#### Dataset records:
"""

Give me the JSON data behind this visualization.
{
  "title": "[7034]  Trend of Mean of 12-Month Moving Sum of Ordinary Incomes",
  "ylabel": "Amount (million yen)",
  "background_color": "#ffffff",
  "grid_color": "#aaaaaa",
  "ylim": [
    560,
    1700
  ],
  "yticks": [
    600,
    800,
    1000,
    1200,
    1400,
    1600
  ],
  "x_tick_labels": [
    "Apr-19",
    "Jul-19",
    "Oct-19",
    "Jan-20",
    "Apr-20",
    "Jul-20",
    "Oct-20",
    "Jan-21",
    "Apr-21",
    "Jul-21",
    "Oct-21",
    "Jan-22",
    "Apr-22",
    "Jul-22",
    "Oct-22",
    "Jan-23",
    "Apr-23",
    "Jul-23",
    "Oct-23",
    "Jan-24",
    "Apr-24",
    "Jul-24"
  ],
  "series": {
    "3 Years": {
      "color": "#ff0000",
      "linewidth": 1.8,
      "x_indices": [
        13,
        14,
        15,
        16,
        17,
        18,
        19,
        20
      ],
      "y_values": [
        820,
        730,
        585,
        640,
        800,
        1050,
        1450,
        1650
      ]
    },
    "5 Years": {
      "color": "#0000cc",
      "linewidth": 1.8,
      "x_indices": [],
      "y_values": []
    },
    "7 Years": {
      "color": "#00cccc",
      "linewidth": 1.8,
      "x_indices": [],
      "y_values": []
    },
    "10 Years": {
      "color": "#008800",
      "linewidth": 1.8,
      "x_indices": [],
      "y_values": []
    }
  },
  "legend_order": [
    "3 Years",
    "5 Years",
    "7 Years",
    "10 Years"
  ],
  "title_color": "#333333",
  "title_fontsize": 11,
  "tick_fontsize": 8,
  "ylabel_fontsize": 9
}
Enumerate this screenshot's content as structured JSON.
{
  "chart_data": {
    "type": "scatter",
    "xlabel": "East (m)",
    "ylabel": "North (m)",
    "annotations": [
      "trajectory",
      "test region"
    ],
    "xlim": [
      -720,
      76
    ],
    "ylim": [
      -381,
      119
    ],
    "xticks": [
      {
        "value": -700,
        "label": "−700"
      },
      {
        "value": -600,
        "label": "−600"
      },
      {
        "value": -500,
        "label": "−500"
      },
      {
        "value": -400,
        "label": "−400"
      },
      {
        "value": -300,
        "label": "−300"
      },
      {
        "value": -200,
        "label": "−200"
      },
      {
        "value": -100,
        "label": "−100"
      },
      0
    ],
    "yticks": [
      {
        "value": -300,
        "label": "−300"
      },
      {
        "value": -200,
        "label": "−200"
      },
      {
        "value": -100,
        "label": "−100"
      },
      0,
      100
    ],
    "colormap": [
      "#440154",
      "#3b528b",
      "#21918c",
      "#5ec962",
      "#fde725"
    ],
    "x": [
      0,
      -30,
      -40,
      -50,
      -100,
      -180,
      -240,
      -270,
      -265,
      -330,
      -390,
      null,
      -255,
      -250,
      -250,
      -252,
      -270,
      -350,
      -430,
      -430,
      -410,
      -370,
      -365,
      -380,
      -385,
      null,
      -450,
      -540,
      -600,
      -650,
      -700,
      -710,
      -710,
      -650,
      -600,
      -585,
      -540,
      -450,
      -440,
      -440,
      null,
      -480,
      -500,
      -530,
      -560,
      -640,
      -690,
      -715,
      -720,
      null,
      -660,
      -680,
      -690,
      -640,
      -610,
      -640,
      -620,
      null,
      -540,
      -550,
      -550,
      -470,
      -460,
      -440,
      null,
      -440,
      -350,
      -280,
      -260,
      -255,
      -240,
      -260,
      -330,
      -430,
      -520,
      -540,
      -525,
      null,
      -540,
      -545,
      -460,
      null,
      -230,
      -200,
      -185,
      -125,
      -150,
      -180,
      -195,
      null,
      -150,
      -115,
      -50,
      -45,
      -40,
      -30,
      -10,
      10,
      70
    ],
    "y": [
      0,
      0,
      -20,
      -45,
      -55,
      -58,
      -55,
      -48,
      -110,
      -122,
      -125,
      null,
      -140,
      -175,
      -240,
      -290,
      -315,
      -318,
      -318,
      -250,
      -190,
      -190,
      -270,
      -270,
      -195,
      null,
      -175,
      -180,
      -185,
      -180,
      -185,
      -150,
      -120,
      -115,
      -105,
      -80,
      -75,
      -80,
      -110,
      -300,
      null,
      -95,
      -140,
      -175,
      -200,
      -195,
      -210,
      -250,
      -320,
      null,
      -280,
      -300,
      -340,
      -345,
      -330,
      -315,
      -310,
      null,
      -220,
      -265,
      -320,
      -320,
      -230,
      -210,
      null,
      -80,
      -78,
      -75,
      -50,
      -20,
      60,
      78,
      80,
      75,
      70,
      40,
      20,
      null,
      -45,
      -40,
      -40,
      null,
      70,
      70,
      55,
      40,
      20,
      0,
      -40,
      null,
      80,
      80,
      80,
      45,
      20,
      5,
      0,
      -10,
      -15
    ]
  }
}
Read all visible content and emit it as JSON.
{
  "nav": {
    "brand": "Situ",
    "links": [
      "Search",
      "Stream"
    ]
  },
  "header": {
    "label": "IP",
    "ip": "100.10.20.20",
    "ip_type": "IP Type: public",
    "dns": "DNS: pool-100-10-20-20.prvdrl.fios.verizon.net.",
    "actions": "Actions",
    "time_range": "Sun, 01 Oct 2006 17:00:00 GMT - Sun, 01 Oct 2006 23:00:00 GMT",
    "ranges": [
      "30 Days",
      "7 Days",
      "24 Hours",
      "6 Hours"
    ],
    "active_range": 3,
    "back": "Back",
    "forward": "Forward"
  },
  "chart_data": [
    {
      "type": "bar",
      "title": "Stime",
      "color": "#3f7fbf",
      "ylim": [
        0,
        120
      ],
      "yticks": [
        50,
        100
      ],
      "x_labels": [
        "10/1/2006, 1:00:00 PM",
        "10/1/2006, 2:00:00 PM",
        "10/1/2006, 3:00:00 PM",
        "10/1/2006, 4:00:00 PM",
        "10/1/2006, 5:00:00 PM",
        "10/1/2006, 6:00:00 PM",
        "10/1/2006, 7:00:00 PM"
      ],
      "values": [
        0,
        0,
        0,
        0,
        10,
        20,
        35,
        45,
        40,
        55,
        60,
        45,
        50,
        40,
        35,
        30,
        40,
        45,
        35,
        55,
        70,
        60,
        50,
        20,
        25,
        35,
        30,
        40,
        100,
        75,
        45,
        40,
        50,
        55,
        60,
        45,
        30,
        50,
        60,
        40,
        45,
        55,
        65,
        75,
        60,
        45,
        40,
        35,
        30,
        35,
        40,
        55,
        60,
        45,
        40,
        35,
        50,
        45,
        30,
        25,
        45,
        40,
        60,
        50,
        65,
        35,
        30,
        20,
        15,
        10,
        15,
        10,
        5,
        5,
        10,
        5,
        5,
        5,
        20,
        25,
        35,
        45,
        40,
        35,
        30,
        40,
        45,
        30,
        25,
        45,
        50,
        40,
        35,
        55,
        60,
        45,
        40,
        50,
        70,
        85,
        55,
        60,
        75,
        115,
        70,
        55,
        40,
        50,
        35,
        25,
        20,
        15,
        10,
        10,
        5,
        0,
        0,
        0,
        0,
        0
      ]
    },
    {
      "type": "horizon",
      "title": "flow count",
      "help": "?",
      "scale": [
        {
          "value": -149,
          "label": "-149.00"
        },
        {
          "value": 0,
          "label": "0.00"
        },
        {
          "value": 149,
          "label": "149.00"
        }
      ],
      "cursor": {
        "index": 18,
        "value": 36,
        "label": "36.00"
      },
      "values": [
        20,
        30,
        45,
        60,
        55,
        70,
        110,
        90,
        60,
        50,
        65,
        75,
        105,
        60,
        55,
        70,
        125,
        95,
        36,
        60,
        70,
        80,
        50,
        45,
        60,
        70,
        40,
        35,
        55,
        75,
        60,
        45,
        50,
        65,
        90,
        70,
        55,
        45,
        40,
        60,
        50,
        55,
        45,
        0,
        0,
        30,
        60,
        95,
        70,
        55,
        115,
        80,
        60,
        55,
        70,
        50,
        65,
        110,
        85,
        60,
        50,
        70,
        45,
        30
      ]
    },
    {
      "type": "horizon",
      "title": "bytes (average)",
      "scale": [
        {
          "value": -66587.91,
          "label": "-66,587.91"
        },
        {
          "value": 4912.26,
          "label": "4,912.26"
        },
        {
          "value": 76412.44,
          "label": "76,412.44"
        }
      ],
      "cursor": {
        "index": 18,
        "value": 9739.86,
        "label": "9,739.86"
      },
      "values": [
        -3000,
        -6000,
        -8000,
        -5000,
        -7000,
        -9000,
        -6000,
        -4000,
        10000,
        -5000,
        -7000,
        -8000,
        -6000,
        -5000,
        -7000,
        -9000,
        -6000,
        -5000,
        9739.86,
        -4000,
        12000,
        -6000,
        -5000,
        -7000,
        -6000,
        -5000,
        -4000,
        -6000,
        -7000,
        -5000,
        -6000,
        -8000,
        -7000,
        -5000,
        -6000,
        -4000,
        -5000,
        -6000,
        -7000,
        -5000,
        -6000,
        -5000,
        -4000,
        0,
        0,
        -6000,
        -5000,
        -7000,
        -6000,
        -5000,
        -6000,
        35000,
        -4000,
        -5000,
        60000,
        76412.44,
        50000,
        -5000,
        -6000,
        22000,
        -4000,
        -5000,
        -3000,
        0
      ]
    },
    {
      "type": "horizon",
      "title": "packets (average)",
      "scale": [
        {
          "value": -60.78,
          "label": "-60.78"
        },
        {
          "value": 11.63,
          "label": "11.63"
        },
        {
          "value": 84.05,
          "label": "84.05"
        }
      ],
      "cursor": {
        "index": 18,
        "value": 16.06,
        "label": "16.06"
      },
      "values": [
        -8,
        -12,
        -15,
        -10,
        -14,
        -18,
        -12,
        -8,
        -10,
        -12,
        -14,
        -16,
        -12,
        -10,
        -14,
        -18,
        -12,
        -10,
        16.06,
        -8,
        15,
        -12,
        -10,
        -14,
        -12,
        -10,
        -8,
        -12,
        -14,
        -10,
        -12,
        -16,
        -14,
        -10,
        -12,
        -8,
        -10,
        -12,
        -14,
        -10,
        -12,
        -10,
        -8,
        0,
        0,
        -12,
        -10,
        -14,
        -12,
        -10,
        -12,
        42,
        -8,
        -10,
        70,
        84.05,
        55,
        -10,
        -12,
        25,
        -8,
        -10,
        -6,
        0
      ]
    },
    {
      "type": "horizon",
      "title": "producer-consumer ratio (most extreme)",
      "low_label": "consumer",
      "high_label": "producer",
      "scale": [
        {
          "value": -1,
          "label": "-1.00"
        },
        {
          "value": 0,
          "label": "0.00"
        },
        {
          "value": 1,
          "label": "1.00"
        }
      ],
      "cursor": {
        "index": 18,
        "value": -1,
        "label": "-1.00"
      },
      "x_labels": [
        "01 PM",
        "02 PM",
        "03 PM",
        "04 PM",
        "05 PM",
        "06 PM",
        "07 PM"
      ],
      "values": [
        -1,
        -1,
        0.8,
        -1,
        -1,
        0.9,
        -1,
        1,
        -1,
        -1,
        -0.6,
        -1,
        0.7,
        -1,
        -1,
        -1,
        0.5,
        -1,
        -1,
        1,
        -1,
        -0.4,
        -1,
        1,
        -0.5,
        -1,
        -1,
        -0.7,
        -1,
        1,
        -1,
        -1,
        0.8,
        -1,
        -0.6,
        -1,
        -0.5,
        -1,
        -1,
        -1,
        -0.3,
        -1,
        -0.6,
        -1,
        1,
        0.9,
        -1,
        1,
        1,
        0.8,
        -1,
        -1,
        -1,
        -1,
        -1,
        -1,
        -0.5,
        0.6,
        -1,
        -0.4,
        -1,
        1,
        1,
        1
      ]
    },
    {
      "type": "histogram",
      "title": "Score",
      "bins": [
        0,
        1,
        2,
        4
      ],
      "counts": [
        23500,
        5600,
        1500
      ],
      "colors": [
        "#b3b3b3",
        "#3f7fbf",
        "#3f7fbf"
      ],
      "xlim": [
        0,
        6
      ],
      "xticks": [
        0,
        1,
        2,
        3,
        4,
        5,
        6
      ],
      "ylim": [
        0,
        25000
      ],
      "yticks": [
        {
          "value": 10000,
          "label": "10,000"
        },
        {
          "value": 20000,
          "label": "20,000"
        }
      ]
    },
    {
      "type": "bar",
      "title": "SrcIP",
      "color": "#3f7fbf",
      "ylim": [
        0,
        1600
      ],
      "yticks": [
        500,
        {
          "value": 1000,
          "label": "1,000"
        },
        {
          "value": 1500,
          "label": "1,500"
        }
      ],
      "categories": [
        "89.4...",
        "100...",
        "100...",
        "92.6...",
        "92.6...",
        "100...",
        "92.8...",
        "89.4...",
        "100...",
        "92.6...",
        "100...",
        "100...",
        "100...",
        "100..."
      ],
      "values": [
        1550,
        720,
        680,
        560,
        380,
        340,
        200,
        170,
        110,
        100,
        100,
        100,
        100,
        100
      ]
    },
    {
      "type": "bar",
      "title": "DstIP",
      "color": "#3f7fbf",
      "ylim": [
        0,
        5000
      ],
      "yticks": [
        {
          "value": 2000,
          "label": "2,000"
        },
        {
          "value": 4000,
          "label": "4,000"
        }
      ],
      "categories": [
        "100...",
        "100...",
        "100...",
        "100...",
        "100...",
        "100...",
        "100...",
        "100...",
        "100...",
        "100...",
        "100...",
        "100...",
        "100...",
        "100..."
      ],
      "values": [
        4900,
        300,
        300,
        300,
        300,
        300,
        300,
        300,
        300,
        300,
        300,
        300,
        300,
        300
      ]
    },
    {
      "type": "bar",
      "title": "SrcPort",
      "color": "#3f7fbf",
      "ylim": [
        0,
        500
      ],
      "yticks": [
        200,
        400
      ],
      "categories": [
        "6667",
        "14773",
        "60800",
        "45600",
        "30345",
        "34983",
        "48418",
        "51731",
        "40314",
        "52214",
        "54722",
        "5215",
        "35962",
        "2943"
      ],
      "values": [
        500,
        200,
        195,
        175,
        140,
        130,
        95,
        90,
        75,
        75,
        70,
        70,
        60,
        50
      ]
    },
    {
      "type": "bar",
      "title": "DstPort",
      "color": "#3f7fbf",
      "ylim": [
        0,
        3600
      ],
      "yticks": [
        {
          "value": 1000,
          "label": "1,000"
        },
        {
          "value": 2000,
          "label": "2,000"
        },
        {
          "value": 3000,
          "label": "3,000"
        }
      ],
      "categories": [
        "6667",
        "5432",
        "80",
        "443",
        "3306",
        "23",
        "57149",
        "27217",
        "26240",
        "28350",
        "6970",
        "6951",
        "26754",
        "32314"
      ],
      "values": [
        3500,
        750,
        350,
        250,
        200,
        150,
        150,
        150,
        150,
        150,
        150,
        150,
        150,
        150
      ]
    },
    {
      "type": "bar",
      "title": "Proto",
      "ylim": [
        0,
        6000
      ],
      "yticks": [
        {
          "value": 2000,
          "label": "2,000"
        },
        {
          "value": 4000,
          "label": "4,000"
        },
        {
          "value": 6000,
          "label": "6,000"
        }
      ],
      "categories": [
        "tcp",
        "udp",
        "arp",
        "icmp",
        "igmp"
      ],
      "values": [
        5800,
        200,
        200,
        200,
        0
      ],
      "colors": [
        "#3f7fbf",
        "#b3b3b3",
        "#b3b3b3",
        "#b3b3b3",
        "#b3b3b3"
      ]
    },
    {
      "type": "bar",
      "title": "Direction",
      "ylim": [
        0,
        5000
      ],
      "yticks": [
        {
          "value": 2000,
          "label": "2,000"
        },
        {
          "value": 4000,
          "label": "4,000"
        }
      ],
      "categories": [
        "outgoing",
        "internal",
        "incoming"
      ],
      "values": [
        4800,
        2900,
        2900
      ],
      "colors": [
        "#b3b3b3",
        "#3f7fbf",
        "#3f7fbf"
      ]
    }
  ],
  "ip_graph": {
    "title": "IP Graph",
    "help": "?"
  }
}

"""

#### What the exercise asks:
Report all lines of the data above that include the string "consumer".

#### The completed task:
      "title": "producer-consumer ratio (most extreme)",
      "low_label": "consumer",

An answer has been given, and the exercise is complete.